Exact reproduction is required for all entries.

Extracted records:
**********

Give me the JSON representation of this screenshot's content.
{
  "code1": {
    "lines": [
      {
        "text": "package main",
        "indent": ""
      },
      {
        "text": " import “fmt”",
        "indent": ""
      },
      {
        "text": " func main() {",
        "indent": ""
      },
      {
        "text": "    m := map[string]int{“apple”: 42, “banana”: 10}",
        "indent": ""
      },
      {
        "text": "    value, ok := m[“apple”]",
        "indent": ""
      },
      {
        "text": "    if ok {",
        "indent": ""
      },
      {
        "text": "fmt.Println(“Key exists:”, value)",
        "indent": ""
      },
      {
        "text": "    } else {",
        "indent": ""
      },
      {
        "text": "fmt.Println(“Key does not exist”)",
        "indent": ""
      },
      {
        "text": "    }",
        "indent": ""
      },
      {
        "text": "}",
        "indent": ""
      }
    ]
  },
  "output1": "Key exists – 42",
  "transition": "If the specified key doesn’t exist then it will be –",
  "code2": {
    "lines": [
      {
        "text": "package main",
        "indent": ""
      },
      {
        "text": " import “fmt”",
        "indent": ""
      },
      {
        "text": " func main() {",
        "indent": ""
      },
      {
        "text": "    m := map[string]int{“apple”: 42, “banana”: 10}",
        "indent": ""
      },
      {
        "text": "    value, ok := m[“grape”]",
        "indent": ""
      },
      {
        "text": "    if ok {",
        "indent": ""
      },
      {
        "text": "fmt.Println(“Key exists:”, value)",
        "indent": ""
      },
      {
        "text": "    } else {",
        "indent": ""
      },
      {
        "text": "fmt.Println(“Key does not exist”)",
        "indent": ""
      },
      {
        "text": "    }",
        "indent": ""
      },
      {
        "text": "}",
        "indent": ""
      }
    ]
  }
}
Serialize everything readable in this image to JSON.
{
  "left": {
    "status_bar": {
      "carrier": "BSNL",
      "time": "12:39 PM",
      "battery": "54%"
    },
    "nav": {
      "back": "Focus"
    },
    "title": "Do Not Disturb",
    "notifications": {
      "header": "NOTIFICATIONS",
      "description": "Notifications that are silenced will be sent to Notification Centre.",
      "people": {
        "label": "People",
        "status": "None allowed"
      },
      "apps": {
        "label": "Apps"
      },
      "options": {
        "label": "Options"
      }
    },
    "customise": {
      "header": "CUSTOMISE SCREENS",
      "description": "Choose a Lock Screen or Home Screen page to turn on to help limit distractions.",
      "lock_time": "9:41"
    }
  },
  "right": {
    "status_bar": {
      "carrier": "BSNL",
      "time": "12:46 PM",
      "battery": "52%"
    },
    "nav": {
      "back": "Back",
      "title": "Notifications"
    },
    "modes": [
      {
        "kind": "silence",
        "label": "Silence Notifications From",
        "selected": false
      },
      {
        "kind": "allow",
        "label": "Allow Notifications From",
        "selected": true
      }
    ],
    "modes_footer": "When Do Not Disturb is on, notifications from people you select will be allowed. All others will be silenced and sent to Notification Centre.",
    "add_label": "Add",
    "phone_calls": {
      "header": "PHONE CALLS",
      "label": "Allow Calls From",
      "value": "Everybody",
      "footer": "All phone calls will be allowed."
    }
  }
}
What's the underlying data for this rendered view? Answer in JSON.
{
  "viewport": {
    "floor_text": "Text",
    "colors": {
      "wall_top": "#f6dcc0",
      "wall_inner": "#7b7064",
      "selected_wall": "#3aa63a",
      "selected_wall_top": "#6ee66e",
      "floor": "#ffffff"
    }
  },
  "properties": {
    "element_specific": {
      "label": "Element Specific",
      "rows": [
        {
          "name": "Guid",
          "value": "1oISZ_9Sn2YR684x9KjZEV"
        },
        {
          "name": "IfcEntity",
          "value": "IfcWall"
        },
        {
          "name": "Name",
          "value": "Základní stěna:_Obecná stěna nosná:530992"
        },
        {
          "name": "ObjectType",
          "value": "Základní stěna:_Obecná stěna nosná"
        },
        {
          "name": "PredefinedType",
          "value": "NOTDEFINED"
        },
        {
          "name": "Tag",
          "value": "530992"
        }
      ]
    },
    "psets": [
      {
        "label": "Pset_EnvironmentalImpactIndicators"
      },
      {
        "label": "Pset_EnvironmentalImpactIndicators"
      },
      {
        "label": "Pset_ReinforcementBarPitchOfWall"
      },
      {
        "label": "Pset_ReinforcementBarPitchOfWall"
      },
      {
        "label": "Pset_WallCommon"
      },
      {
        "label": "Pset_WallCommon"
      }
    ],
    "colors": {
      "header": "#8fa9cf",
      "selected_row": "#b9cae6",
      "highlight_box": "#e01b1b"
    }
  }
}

**********

Final result ::
Give me the JSON representation of this screenshot's content.
{
  "code1": {
    "lines": [
      {
        "text": "package main",
        "indent": ""
      },
      {
        "text": " import “fmt”",
        "indent": ""
      },
      {
        "text": " func main() {",
        "indent": ""
      },
      {
        "text": "    m := map[string]int{“apple”: 42, “banana”: 10}",
        "indent": ""
      },
      {
        "text": "    value, ok := m[“apple”]",
        "indent": ""
      },
      {
        "text": "    if ok {",
        "indent": ""
      },
      {
        "text": "fmt.Println(“Key exists:”, value)",
        "indent": ""
      },
      {
        "text": "    } else {",
        "indent": ""
      },
      {
        "text": "fmt.Println(“Key does not exist”)",
        "indent": ""
      },
      {
        "text": "    }",
        "indent": ""
      },
      {
        "text": "}",
        "indent": ""
      }
    ]
  },
  "output1": "Key exists – 42",
  "transition": "If the specified key doesn’t exist then it will be –",
  "code2": {
    "lines": [
      {
        "text": "package main",
        "indent": ""
      },
      {
        "text": " import “fmt”",
        "indent": ""
      },
      {
        "text": " func main() {",
        "indent": ""
      },
      {
        "text": "    m := map[string]int{“apple”: 42, “banana”: 10}",
        "indent": ""
      },
      {
        "text": "    value, ok := m[“grape”]",
        "indent": ""
      },
      {
        "text": "    if ok {",
        "indent": ""
      },
      {
        "text": "fmt.Println(“Key exists:”, value)",
        "indent": ""
      },
      {
        "text": "    } else {",
        "indent": ""
      },
      {
        "text": "fmt.Println(“Key does not exist”)",
        "indent": ""
      },
      {
        "text": "    }",
        "indent": ""
      },
      {
        "text": "}",
        "indent": ""
      }
    ]
  }
}
Serialize everything readable in this image to JSON.
{
  "left": {
    "status_bar": {
      "carrier": "BSNL",
      "time": "12:39 PM",
      "battery": "54%"
    },
    "nav": {
      "back": "Focus"
    },
    "title": "Do Not Disturb",
    "notifications": {
      "header": "NOTIFICATIONS",
      "description": "Notifications that are silenced will be sent to Notification Centre.",
      "people": {
        "label": "People",
        "status": "None allowed"
      },
      "apps": {
        "label": "Apps"
      },
      "options": {
        "label": "Options"
      }
    },
    "customise": {
      "header": "CUSTOMISE SCREENS",
      "description": "Choose a Lock Screen or Home Screen page to turn on to help limit distractions.",
      "lock_time": "9:41"
    }
  },
  "right": {
    "status_bar": {
      "carrier": "BSNL",
      "time": "12:46 PM",
      "battery": "52%"
    },
    "nav": {
      "back": "Back",
      "title": "Notifications"
    },
    "modes": [
      {
        "kind": "silence",
        "label": "Silence Notifications From",
        "selected": false
      },
      {
        "kind": "allow",
        "label": "Allow Notifications From",
        "selected": true
      }
    ],
    "modes_footer": "When Do Not Disturb is on, notifications from people you select will be allowed. All others will be silenced and sent to Notification Centre.",
    "add_label": "Add",
    "phone_calls": {
      "header": "PHONE CALLS",
      "label": "Allow Calls From",
      "value": "Everybody",
      "footer": "All phone calls will be allowed."
    }
  }
}
What's the underlying data for this rendered view? Answer in JSON.
{
  "viewport": {
    "floor_text": "Text",
    "colors": {
      "wall_top": "#f6dcc0",
      "wall_inner": "#7b7064",
      "selected_wall": "#3aa63a",
      "selected_wall_top": "#6ee66e",
      "floor": "#ffffff"
    }
  },
  "properties": {
    "element_specific": {
      "label": "Element Specific",
      "rows": [
        {
          "name": "Guid",
          "value": "1oISZ_9Sn2YR684x9KjZEV"
        },
        {
          "name": "IfcEntity",
          "value": "IfcWall"
        },
        {
          "name": "Name",
          "value": "Základní stěna:_Obecná stěna nosná:530992"
        },
        {
          "name": "ObjectType",
          "value": "Základní stěna:_Obecná stěna nosná"
        },
        {
          "name": "PredefinedType",
          "value": "NOTDEFINED"
        },
        {
          "name": "Tag",
          "value": "530992"
        }
      ]
    },
    "psets": [
      {
        "label": "Pset_EnvironmentalImpactIndicators"
      },
      {
        "label": "Pset_EnvironmentalImpactIndicators"
      },
      {
        "label": "Pset_ReinforcementBarPitchOfWall"
      },
      {
        "label": "Pset_ReinforcementBarPitchOfWall"
      },
      {
        "label": "Pset_WallCommon"
      },
      {
        "label": "Pset_WallCommon"
      }
    ],
    "colors": {
      "header": "#8fa9cf",
      "selected_row": "#b9cae6",
      "highlight_box": "#e01b1b"
    }
  }
}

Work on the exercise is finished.